GIVEN REQUEST 1 |
Quote the rows below, from the first row up to and including the row that contains "data-point — [227, 118, 236, 127]".

TEXT SEGMENT |
Tenant shall also maintain during the Term of this Lease, comprehensive
general public liability insurance covering its use, occupancy and maintenance
of the Premises and all areas appurtenant thereto. Such coverage, at the
commencement of the Term, shall have a minimum single limit of liability of at
least Two Million Dollars ($2,000,000) per person and Two Million Dollars
($2,000,000) per occurrence and, from time to time during the Term, shall be for
such higher limits as are reasonably required by Landlord. Such insurance shall
be written to apply to all bodily injury, property damage and other covered loss
during the Term of the Lease. Further, Tenant shall maintain Worker's
Compensation insurance and all other legally required insurance coverage in at
least the minimum amount mandated by statute. All of Tenant's insurance policies
shall provide primary coverage for the matters covered thereby and Landlord's
insurance shall have no obligation to contribute. Tenant's policies for
comprehensive general liability shall name Landlord as an additional insured
party.
SECTION 6.2. LANDLORD'S INSURANCE. Landlord, at its sole cost, shall obtain
and keep in force during the Term of this Lease a standard policy of fire and
extended coverage insurance on the Site on which the Premises are located and in
an amount customary with Landlord's business practice. Landlord shall also
maintain a standard policy of public liability insurance insuring against
liability arising out of Landlord's ownership of the Premises, the Site and all
areas appurtenant thereto in an amount of not less than Two Million Dollars
($2,000,000) per occurrence.

GIVEN REQUEST 2 |
Print the part of the lease insurance text above that runs from "SECTION 6.2. LANDLORD'S" up to and including "($2,000,000) per occurrence.", word for word.

THE RECORDS |
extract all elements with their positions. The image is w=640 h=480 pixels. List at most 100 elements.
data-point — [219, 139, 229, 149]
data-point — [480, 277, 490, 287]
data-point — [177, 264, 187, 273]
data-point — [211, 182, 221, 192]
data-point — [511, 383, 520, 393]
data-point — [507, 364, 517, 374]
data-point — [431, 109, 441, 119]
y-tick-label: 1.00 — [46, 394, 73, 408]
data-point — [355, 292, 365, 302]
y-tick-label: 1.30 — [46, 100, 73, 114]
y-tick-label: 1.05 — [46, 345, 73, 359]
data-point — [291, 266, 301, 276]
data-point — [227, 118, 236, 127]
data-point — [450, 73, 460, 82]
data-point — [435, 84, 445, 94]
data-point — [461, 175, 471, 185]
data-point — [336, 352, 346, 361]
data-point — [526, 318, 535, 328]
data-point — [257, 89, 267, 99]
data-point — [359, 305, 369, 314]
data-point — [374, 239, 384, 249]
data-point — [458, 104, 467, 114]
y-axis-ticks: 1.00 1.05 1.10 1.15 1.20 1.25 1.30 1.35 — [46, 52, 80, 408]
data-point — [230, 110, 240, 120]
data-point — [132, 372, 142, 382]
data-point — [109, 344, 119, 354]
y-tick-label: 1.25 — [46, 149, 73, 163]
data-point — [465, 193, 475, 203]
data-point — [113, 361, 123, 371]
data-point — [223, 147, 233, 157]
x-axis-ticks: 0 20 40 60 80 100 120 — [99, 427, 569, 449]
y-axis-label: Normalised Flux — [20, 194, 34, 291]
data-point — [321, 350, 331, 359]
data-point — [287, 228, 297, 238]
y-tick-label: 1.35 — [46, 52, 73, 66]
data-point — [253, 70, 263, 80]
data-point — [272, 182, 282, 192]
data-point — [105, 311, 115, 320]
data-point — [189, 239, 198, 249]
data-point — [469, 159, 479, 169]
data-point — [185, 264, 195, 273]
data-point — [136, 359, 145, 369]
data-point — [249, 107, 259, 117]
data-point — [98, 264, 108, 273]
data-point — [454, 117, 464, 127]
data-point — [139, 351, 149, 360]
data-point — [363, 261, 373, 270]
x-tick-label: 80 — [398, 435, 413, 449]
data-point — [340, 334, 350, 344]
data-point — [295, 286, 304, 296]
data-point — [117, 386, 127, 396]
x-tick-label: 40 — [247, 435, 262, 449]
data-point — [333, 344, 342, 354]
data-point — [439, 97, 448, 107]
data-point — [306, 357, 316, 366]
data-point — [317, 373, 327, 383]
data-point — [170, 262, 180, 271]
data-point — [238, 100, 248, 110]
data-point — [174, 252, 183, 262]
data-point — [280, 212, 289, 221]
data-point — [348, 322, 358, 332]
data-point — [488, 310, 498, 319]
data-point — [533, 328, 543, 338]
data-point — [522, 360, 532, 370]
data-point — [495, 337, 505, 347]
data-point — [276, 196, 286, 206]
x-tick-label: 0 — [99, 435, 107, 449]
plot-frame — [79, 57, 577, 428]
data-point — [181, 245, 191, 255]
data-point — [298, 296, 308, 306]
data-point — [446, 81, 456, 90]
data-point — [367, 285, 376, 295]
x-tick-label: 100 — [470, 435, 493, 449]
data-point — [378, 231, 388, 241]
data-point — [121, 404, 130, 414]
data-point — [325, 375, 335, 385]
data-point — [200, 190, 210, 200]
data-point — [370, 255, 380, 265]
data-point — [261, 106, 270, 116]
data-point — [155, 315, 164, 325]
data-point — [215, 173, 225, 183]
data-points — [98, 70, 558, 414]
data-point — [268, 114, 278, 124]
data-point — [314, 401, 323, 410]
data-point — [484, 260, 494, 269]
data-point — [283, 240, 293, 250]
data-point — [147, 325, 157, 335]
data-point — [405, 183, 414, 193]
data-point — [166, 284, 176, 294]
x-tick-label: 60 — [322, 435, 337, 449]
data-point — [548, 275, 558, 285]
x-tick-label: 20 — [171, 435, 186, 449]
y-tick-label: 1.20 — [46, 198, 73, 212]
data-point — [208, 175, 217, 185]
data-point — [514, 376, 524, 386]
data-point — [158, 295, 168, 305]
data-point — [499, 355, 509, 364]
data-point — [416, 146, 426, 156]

SOLUTION 1 |
extract all elements with their positions. The image is w=640 h=480 pixels. List at most 100 elements.
data-point — [219, 139, 229, 149]
data-point — [480, 277, 490, 287]
data-point — [177, 264, 187, 273]
data-point — [211, 182, 221, 192]
data-point — [511, 383, 520, 393]
data-point — [507, 364, 517, 374]
data-point — [431, 109, 441, 119]
y-tick-label: 1.00 — [46, 394, 73, 408]
data-point — [355, 292, 365, 302]
y-tick-label: 1.30 — [46, 100, 73, 114]
y-tick-label: 1.05 — [46, 345, 73, 359]
data-point — [291, 266, 301, 276]
data-point — [227, 118, 236, 127]

SOLUTION 2 |
SECTION 6.2. LANDLORD'S INSURANCE. Landlord, at its sole cost, shall obtain
and keep in force during the Term of this Lease a standard policy of fire and
extended coverage insurance on the Site on which the Premises are located and in
an amount customary with Landlord's business practice. Landlord shall also
maintain a standard policy of public liability insurance insuring against
liability arising out of Landlord's ownership of the Premises, the Site and all
areas appurtenant thereto in an amount of not less than Two Million Dollars
($2,000,000) per occurrence.